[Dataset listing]

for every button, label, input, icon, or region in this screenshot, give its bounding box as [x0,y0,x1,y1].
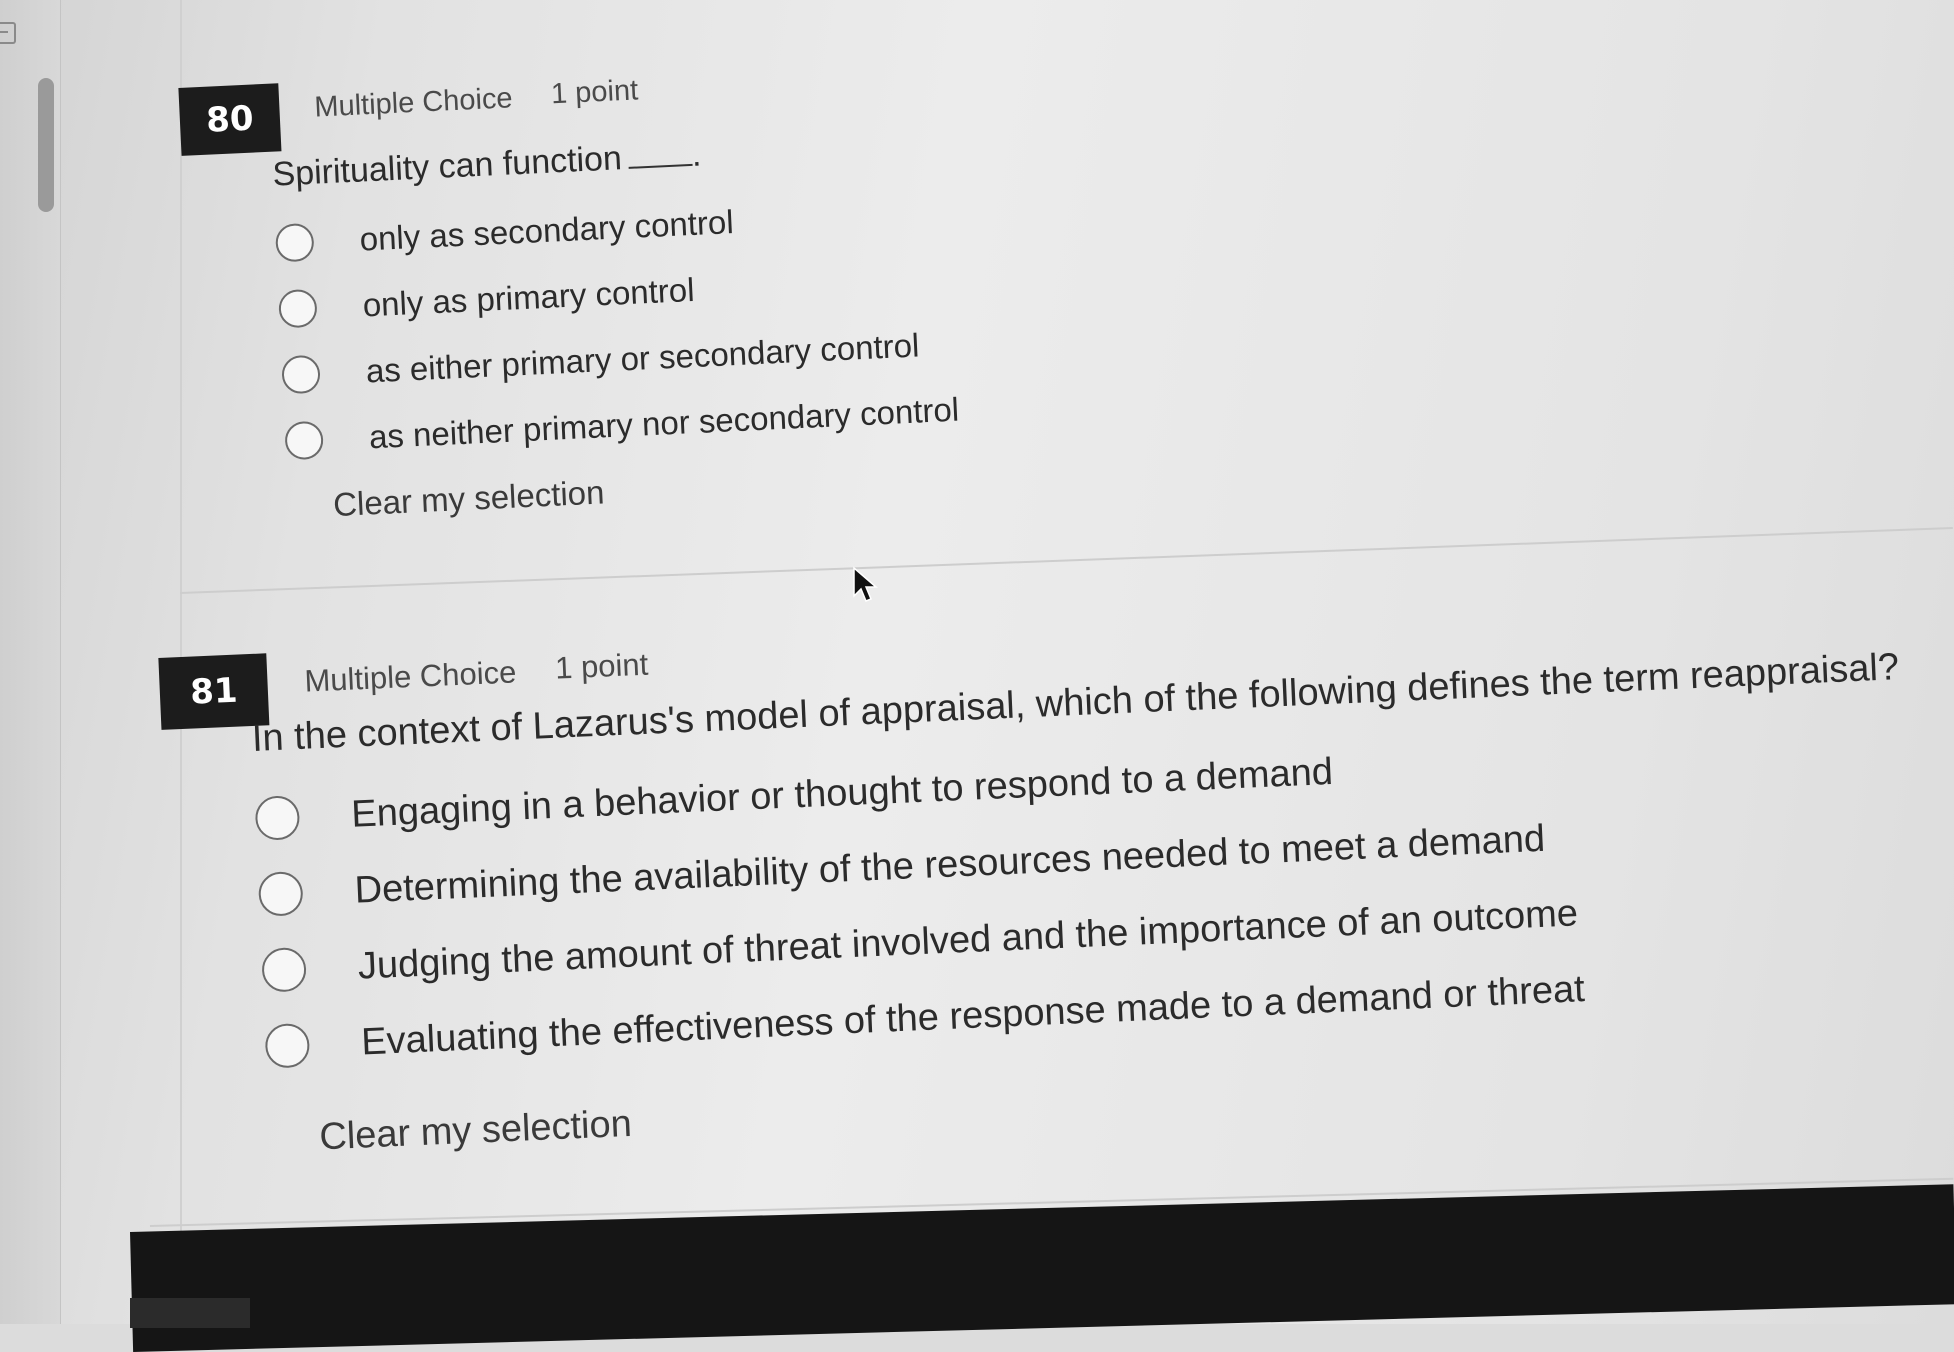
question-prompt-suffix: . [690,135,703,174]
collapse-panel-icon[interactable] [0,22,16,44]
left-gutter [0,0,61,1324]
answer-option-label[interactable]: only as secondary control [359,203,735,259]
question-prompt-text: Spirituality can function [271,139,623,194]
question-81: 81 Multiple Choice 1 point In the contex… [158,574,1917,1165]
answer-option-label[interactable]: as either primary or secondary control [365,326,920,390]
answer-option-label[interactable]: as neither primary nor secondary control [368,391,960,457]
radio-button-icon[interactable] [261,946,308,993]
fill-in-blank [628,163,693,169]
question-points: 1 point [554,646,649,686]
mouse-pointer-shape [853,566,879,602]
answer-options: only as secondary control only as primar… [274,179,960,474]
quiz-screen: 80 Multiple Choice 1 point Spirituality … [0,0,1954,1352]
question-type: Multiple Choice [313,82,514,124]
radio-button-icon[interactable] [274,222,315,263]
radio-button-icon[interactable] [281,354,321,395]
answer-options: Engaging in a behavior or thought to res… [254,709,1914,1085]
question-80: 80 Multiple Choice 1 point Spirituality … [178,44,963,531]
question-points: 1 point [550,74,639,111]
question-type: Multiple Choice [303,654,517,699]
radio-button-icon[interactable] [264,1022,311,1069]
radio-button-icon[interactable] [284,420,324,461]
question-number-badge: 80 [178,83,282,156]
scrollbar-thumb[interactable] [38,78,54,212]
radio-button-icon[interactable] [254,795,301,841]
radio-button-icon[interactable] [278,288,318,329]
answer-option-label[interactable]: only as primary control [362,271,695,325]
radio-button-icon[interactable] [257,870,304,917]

PROBLEM DETAILS: Reproduce every line of the listing above word for word, leaving out the picture.

SOLUTION FOR THIS PROBLEM:
for every button, label, input, icon, or region in this screenshot, give its bounding box as [x0,y0,x1,y1].
question-prompt-suffix: . [690,135,703,174]
collapse-panel-icon[interactable] [0,22,16,44]
left-gutter [0,0,61,1324]
answer-option-label[interactable]: only as secondary control [359,203,735,259]
question-prompt-text: Spirituality can function [271,139,623,194]
question-81: 81 Multiple Choice 1 point In the contex… [158,574,1917,1165]
answer-option-label[interactable]: as either primary or secondary control [365,326,920,390]
answer-option-label[interactable]: as neither primary nor secondary control [368,391,960,457]
radio-button-icon[interactable] [261,946,308,993]
fill-in-blank [628,163,693,169]
question-points: 1 point [554,646,649,686]
mouse-pointer-shape [853,566,879,602]
answer-options: only as secondary control only as primar… [274,179,960,474]
quiz-screen: 80 Multiple Choice 1 point Spirituality … [0,0,1954,1352]
question-type: Multiple Choice [313,82,514,124]
radio-button-icon[interactable] [274,222,315,263]
radio-button-icon[interactable] [281,354,321,395]
answer-options: Engaging in a behavior or thought to res… [254,709,1914,1085]
question-80: 80 Multiple Choice 1 point Spirituality … [178,44,963,531]
question-points: 1 point [550,74,639,111]
question-type: Multiple Choice [303,654,517,699]
radio-button-icon[interactable] [264,1022,311,1069]
radio-button-icon[interactable] [284,420,324,461]
question-number-badge: 80 [178,83,282,156]
scrollbar-thumb[interactable] [38,78,54,212]
radio-button-icon[interactable] [254,795,301,841]
radio-button-icon[interactable] [278,288,318,329]
answer-option-label[interactable]: only as primary control [362,271,695,325]
radio-button-icon[interactable] [257,870,304,917]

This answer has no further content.